▸ Record extracts
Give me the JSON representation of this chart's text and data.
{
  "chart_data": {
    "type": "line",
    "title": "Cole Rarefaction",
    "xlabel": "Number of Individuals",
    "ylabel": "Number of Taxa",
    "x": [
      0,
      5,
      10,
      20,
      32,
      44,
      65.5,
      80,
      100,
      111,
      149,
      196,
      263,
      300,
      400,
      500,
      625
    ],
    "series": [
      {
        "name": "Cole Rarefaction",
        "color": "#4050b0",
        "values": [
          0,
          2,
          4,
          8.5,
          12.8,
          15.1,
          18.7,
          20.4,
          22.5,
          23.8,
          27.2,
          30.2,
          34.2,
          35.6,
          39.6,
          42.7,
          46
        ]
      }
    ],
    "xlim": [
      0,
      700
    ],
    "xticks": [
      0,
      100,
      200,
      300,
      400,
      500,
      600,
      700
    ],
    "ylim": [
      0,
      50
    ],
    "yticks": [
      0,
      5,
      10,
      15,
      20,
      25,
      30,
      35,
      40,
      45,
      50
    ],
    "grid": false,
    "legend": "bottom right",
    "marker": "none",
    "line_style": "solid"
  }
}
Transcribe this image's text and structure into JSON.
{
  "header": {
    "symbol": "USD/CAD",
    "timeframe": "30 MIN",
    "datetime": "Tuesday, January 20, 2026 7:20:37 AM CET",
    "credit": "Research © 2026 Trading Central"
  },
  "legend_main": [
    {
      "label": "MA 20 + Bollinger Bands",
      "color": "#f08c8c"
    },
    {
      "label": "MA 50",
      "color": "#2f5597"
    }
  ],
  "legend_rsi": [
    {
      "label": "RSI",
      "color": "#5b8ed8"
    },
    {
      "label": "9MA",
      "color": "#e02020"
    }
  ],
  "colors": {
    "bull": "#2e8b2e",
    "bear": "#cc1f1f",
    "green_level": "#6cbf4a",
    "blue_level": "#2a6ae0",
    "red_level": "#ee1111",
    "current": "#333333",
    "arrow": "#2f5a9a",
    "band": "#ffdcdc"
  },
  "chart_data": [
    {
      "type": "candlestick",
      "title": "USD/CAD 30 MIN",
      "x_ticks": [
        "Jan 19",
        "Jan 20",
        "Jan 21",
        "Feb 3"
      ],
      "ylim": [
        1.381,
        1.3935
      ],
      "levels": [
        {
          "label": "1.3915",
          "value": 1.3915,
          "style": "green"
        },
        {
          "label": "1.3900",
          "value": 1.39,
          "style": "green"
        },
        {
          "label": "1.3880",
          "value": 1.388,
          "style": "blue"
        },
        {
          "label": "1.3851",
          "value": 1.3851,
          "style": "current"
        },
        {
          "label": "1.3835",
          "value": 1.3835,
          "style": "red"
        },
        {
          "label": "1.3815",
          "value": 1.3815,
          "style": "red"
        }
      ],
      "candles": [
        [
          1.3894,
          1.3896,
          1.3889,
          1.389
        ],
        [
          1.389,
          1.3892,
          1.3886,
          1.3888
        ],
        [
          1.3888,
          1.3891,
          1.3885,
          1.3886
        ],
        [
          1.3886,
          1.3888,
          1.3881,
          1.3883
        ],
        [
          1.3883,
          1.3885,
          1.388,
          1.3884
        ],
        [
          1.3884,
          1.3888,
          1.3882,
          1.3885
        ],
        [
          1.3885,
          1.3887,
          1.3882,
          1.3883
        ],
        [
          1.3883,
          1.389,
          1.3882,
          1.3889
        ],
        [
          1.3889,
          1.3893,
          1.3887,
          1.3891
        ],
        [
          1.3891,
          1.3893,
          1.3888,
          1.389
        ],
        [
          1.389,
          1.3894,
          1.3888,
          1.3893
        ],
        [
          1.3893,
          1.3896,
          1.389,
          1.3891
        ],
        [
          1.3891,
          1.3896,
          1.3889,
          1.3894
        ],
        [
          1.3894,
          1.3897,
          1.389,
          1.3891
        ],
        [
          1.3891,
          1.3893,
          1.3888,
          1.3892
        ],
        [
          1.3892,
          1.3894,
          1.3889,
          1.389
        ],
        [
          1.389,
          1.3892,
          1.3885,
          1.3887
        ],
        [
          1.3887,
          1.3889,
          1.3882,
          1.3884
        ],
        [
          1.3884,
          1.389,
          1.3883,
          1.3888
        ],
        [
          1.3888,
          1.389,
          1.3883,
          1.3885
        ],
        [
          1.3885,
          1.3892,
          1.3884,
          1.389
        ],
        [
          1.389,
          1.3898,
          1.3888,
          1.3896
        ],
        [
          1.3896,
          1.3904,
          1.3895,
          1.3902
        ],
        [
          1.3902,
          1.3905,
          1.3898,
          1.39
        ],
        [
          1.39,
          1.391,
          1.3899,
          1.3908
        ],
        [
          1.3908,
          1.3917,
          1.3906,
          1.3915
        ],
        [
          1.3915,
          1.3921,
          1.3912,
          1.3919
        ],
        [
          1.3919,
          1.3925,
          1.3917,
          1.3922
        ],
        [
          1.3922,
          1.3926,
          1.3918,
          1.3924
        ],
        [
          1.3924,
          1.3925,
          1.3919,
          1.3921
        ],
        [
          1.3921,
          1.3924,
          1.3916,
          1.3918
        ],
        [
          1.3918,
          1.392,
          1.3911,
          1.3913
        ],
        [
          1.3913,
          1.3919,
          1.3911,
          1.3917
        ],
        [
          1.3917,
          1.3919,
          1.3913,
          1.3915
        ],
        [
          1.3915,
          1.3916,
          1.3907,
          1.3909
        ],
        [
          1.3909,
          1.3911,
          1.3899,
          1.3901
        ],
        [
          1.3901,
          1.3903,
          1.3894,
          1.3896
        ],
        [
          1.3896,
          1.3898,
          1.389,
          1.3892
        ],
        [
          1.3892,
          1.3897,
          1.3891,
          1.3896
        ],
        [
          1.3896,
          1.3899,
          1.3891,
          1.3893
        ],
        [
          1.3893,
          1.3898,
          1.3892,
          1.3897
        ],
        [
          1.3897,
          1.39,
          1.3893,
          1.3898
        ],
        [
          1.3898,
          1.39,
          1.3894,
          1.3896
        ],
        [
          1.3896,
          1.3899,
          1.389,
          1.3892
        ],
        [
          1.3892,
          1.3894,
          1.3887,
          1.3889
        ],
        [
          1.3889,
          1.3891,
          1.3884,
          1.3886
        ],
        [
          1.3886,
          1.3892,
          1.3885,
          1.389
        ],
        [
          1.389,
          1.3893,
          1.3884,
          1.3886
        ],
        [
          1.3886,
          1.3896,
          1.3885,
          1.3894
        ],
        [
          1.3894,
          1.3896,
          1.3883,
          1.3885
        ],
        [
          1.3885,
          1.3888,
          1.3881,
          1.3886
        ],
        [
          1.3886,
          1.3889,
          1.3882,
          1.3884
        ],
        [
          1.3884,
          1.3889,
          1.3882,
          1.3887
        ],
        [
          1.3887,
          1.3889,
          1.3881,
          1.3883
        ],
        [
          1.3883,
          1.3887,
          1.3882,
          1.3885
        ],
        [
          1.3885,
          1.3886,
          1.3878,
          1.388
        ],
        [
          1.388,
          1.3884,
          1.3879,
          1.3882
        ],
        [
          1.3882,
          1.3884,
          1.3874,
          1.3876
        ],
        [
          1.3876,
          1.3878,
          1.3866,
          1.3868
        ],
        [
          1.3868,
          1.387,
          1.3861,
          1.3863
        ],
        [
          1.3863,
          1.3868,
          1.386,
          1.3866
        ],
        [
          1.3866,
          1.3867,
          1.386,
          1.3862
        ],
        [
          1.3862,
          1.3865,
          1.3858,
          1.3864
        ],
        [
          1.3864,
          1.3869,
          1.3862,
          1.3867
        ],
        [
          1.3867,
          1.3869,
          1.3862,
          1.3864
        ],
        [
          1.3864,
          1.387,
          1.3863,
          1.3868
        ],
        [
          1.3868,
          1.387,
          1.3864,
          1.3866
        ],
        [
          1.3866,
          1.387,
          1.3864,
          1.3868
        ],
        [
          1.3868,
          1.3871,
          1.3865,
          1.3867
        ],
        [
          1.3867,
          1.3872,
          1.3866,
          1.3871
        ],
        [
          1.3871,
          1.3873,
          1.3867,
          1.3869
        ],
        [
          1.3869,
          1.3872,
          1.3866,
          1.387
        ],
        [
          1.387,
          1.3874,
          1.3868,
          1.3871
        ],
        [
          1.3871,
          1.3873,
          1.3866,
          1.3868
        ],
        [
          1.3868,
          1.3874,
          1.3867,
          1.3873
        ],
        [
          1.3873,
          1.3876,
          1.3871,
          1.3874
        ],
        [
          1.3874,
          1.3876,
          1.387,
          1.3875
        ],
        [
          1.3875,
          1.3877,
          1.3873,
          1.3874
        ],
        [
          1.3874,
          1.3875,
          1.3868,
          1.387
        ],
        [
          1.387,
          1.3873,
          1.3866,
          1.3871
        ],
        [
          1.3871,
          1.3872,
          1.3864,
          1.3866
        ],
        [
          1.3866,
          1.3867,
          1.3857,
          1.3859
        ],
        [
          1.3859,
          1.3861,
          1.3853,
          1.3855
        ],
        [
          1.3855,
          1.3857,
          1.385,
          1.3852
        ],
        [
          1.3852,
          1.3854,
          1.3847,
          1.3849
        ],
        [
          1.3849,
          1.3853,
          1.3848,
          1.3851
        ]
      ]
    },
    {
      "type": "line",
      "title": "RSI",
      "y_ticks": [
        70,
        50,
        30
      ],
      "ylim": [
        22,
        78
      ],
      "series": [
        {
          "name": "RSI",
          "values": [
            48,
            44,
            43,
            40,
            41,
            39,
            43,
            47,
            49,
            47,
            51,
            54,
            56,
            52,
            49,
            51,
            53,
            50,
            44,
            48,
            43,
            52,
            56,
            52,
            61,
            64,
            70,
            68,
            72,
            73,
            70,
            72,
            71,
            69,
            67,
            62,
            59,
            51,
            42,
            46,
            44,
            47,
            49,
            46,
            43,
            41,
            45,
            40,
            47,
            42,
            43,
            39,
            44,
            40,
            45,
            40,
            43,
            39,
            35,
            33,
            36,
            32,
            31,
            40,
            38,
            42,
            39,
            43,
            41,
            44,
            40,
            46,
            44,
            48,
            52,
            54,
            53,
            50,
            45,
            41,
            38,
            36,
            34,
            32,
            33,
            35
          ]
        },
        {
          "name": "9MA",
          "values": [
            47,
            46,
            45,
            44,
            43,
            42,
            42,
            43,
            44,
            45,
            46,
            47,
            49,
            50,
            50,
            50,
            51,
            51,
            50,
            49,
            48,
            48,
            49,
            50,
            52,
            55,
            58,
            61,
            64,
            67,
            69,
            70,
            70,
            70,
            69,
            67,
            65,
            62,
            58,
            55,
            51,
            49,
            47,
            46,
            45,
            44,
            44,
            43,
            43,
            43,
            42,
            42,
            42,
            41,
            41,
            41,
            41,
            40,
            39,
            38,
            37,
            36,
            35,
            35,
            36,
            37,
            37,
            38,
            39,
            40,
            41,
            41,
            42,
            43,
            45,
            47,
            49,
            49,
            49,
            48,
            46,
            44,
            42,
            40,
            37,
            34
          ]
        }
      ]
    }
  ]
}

▸ Short exercise
The lines to collect are those holding the string "text"; copy them all.

▸ Answer in full
Give me the JSON representation of this chart's text and data.
Transcribe this image's text and structure into JSON.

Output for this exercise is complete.